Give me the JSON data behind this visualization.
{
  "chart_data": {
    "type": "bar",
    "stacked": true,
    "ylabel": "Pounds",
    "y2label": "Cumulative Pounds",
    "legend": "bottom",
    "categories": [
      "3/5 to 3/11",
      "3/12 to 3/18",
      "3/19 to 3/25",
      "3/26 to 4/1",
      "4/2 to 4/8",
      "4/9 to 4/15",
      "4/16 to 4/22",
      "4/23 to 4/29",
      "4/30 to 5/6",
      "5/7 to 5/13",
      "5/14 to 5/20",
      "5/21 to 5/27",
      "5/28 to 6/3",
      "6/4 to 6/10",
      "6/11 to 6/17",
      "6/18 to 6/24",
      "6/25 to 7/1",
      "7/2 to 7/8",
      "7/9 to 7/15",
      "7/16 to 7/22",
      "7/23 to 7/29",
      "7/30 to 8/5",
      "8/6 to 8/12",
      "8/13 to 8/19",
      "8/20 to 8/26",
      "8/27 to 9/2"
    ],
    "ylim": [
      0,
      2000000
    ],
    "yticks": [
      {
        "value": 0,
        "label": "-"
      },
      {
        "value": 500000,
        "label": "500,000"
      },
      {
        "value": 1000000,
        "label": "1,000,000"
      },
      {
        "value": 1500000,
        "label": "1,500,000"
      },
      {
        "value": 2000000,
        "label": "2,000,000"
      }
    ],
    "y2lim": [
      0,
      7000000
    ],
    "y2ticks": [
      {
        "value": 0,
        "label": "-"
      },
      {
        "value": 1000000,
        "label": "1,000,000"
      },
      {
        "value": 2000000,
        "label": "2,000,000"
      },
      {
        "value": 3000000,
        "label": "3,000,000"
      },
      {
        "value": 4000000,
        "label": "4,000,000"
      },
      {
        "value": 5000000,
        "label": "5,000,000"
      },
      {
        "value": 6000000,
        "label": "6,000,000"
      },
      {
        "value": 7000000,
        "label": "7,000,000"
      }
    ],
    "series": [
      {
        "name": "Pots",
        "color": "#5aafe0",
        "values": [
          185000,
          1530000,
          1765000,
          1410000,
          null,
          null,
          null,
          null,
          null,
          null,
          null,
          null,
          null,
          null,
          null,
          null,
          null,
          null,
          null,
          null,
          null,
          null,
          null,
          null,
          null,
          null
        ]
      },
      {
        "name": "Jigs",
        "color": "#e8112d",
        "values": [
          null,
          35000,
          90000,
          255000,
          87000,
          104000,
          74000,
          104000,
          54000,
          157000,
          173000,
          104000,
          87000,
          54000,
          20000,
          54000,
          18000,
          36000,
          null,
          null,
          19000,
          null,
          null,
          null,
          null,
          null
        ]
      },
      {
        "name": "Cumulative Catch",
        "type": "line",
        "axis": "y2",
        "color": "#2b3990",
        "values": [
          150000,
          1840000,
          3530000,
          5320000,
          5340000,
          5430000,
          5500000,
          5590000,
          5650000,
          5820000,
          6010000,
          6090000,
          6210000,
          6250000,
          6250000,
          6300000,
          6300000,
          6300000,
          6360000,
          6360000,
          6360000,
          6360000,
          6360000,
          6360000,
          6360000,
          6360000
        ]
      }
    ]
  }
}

══════

| Written instruction |
Look over the listing. Pull out every line with the string "Pounds" in it.

| Task answer |
    "ylabel": "Pounds",
    "y2label": "Cumulative Pounds",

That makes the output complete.